### BEREITGESTELLTE ANGABEN
§ §

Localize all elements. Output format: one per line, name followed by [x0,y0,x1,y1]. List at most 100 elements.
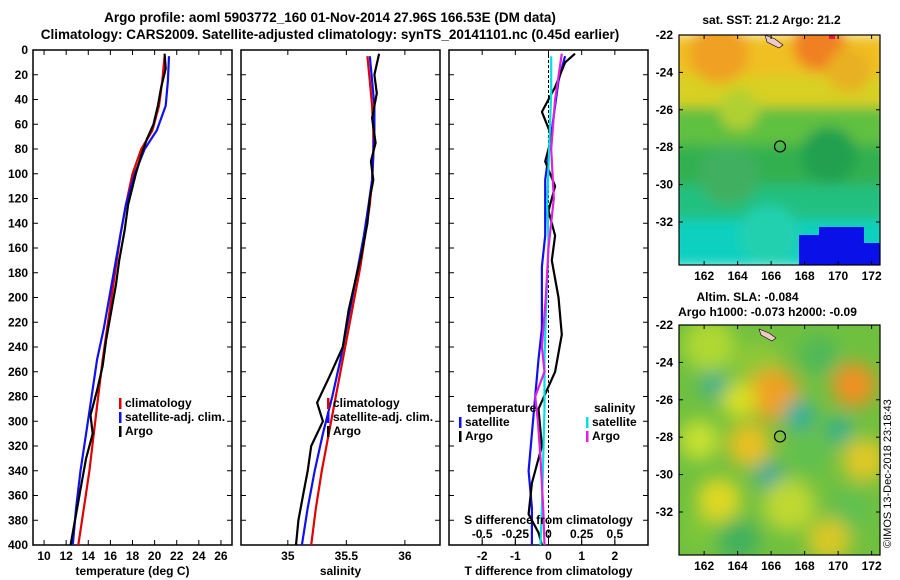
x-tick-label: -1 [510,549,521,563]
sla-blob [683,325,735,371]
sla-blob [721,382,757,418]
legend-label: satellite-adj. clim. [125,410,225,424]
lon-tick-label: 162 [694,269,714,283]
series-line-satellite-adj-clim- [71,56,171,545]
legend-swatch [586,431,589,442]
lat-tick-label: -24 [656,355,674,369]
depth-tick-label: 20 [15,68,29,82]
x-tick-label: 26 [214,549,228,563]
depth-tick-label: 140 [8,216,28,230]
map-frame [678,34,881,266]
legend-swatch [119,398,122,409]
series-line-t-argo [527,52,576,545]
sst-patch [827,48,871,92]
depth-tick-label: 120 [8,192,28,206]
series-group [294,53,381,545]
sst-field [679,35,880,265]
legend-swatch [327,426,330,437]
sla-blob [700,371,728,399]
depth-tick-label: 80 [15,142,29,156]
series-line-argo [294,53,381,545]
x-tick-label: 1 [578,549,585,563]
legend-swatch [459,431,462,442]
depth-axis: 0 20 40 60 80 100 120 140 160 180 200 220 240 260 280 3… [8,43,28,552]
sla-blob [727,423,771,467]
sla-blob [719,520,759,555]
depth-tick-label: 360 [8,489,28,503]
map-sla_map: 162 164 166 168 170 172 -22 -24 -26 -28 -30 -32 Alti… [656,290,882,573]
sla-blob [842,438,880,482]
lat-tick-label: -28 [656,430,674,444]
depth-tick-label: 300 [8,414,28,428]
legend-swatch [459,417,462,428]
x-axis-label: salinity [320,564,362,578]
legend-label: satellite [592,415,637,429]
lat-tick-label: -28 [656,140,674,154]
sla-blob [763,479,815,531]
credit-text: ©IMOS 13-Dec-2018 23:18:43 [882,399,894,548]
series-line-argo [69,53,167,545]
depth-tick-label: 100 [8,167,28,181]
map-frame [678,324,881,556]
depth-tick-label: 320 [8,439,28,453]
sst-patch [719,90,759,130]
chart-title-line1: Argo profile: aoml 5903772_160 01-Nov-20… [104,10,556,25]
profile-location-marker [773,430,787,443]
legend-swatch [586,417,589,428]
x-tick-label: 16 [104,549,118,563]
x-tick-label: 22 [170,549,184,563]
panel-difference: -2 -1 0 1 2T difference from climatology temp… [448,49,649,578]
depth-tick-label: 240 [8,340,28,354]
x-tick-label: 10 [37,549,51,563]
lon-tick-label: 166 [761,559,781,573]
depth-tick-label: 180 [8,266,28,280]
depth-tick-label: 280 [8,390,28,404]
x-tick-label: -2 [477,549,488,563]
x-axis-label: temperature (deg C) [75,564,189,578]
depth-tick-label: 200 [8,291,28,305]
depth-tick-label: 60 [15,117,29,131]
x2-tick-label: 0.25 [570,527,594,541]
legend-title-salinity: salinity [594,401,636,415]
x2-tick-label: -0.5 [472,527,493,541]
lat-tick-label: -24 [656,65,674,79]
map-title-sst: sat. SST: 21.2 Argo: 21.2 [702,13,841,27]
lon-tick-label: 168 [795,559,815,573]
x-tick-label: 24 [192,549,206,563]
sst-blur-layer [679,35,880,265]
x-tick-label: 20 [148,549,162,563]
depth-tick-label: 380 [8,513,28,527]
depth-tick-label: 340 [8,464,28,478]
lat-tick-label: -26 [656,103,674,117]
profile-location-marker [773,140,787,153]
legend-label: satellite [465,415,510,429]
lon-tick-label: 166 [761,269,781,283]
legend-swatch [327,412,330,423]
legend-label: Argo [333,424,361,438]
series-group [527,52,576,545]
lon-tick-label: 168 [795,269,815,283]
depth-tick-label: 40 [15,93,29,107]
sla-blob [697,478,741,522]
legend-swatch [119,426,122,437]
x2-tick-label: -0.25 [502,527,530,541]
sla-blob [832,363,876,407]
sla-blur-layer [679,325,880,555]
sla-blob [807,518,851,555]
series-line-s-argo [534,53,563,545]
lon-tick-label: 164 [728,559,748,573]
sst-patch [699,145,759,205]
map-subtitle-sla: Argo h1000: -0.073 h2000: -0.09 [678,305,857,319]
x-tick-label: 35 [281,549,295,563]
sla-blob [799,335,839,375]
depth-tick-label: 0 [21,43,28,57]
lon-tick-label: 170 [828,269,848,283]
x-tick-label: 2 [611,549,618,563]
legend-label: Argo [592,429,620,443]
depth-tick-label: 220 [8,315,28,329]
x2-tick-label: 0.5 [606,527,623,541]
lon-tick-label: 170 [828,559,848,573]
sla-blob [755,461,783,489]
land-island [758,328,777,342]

§ §

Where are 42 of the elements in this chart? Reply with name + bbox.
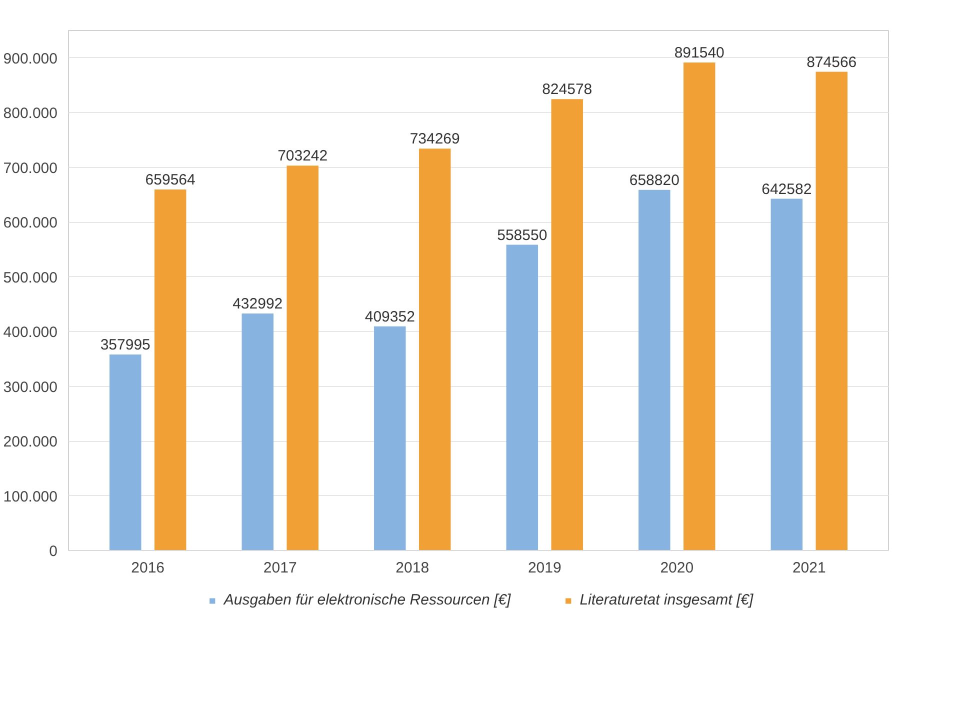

§ §

Entnimm der Auflistung jede Zeile, in der die Zeichenfolge "marker" vorkommt.

profile-location-marker [773,430,787,443]
profile-location-marker [773,140,787,153]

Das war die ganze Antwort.